▶ Directions for this task
Copy every line with the string "Easy" in it.

▶ Provided records
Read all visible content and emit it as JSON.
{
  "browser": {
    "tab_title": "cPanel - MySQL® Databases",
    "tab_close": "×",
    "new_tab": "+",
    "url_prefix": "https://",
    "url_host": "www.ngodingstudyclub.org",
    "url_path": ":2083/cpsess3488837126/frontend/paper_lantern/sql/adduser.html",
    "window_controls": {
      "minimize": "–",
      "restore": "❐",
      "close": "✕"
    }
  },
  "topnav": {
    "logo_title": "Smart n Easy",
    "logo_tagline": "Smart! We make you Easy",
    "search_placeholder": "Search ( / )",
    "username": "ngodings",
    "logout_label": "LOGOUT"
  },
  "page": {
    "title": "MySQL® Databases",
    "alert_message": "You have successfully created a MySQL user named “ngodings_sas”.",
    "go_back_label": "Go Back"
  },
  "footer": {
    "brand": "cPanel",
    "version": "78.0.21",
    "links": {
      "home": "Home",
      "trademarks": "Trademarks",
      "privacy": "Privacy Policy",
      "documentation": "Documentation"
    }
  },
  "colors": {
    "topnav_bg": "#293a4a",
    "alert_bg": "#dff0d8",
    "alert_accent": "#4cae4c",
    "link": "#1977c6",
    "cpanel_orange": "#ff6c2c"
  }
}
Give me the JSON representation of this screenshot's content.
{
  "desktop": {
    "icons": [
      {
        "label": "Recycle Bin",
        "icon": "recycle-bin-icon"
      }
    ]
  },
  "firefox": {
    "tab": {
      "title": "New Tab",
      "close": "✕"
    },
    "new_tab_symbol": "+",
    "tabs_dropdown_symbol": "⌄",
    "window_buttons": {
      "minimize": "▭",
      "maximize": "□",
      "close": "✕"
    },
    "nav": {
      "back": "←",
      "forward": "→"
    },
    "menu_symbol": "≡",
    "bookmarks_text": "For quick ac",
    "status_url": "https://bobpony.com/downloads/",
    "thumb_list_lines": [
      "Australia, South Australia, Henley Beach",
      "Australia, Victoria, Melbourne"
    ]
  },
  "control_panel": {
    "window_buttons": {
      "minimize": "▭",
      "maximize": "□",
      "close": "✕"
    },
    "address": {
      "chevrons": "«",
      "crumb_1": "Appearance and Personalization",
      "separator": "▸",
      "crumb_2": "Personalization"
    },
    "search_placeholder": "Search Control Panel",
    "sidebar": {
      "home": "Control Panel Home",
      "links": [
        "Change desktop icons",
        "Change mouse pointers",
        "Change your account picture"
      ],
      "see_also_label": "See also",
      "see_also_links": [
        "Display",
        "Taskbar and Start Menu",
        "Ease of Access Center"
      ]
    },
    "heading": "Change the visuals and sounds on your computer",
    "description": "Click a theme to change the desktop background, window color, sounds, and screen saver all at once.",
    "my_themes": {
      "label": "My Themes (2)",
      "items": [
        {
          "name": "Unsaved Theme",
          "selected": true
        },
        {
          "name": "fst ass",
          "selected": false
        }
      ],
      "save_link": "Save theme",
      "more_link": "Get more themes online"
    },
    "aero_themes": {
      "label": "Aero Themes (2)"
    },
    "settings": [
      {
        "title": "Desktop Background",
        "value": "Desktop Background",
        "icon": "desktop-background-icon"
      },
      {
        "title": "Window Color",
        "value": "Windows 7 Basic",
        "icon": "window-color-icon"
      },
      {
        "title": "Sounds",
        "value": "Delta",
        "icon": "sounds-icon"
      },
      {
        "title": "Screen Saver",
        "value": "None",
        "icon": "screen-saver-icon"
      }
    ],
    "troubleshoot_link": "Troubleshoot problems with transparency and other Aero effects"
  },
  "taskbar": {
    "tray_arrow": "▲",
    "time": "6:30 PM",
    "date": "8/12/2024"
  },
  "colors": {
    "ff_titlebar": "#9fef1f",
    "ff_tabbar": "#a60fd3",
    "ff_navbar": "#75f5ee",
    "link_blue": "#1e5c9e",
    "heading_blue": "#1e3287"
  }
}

▶ Written solution
    "logo_title": "Smart n Easy",
    "logo_tagline": "Smart! We make you Easy",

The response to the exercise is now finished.